### Required task
Set down all of the entries word for word, omitting the images they contain.

----- Records for this task

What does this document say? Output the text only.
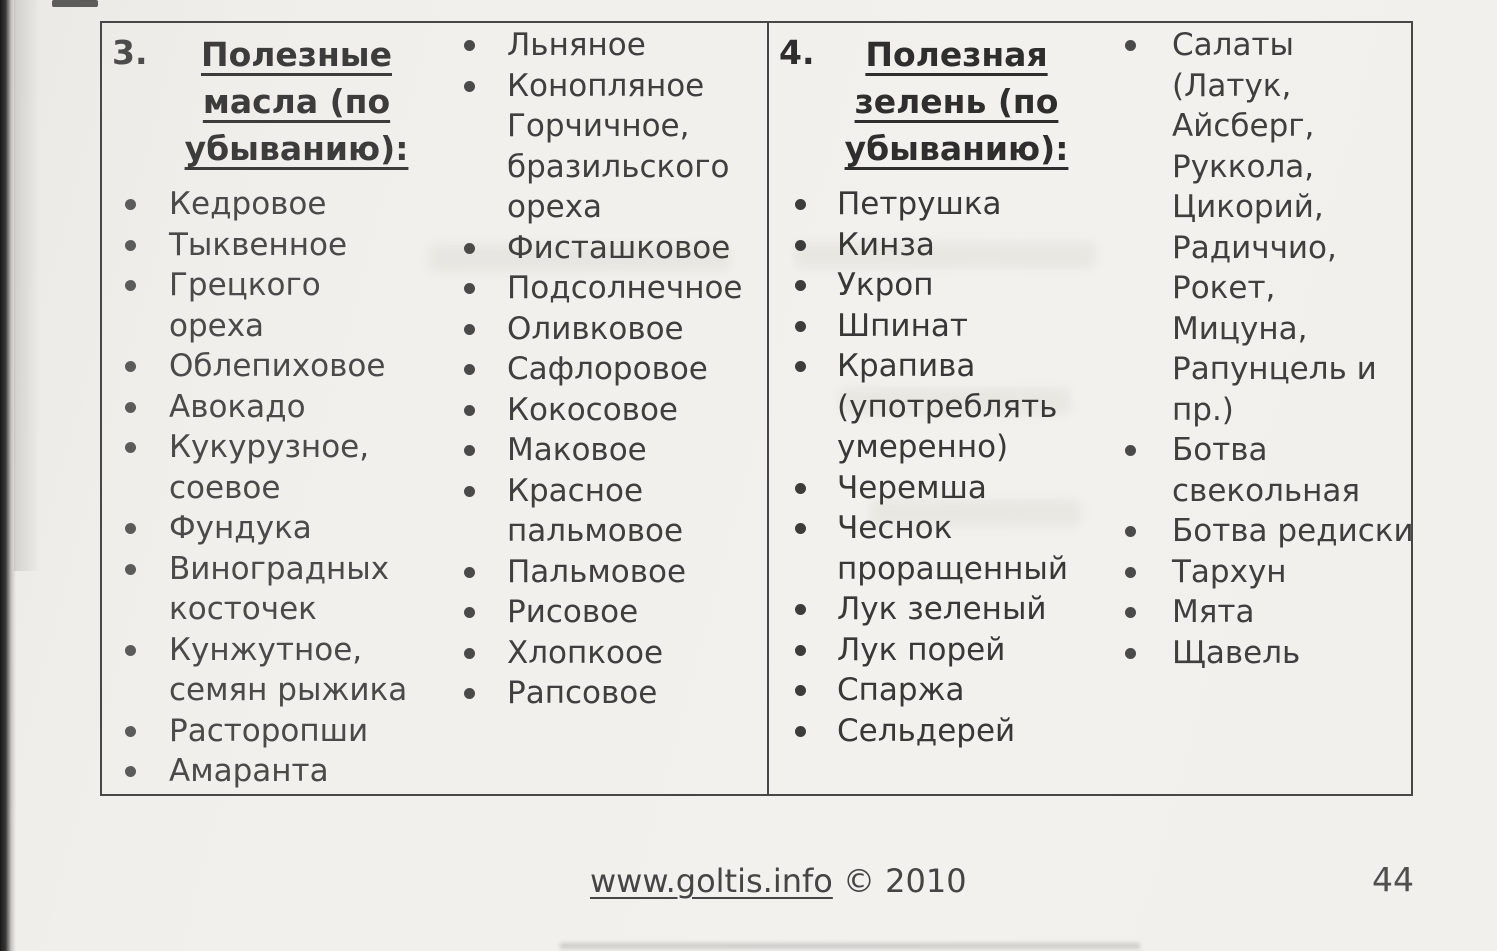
3.	Полезные масла (по убыванию):
Кедровое
Тыквенное
Грецкого ореха
Облепиховое
Авокадо
Кукурузное, соевое
Фундука
Виноградных косточек
Кунжутное, семян рыжика
Расторопши
Амаранта
Льняное
Конопляное Горчичное, бразильского ореха
Фисташковое
Подсолнечное
Оливковое
Сафлоровое
Кокосовое
Маковое
Красное пальмовое
Пальмовое
Рисовое
Хлопкоое
Рапсовое
4.	Полезная зелень (по убыванию):
Петрушка
Кинза
Укроп
Шпинат
Крапива (употреблять умеренно)
Черемша
Чеснок проращенный
Лук зеленый
Лук порей
Спаржа
Сельдерей
Салаты (Латук, Айсберг, Руккола, Цикорий, Радиччио, Рокет, Мицуна, Рапунцель и пр.)
Ботва свекольная
Ботва редиски
Тархун
Мята
Щавель
www.goltis.info © 2010	44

----------

### Response for this exercise
What does this document say? Output the text only.
3.	Полезные масла (по убыванию):
Кедровое
Тыквенное
Грецкого ореха
Облепиховое
Авокадо
Кукурузное, соевое
Фундука
Виноградных косточек
Кунжутное, семян рыжика
Расторопши
Амаранта
Льняное
Конопляное Горчичное, бразильского ореха
Фисташковое
Подсолнечное
Оливковое
Сафлоровое
Кокосовое
Маковое
Красное пальмовое
Пальмовое
Рисовое
Хлопкоое
Рапсовое
4.	Полезная зелень (по убыванию):
Петрушка
Кинза
Укроп
Шпинат
Крапива (употреблять умеренно)
Черемша
Чеснок проращенный
Лук зеленый
Лук порей
Спаржа
Сельдерей
Салаты (Латук, Айсберг, Руккола, Цикорий, Радиччио, Рокет, Мицуна, Рапунцель и пр.)
Ботва свекольная
Ботва редиски
Тархун
Мята
Щавель
www.goltis.info © 2010	44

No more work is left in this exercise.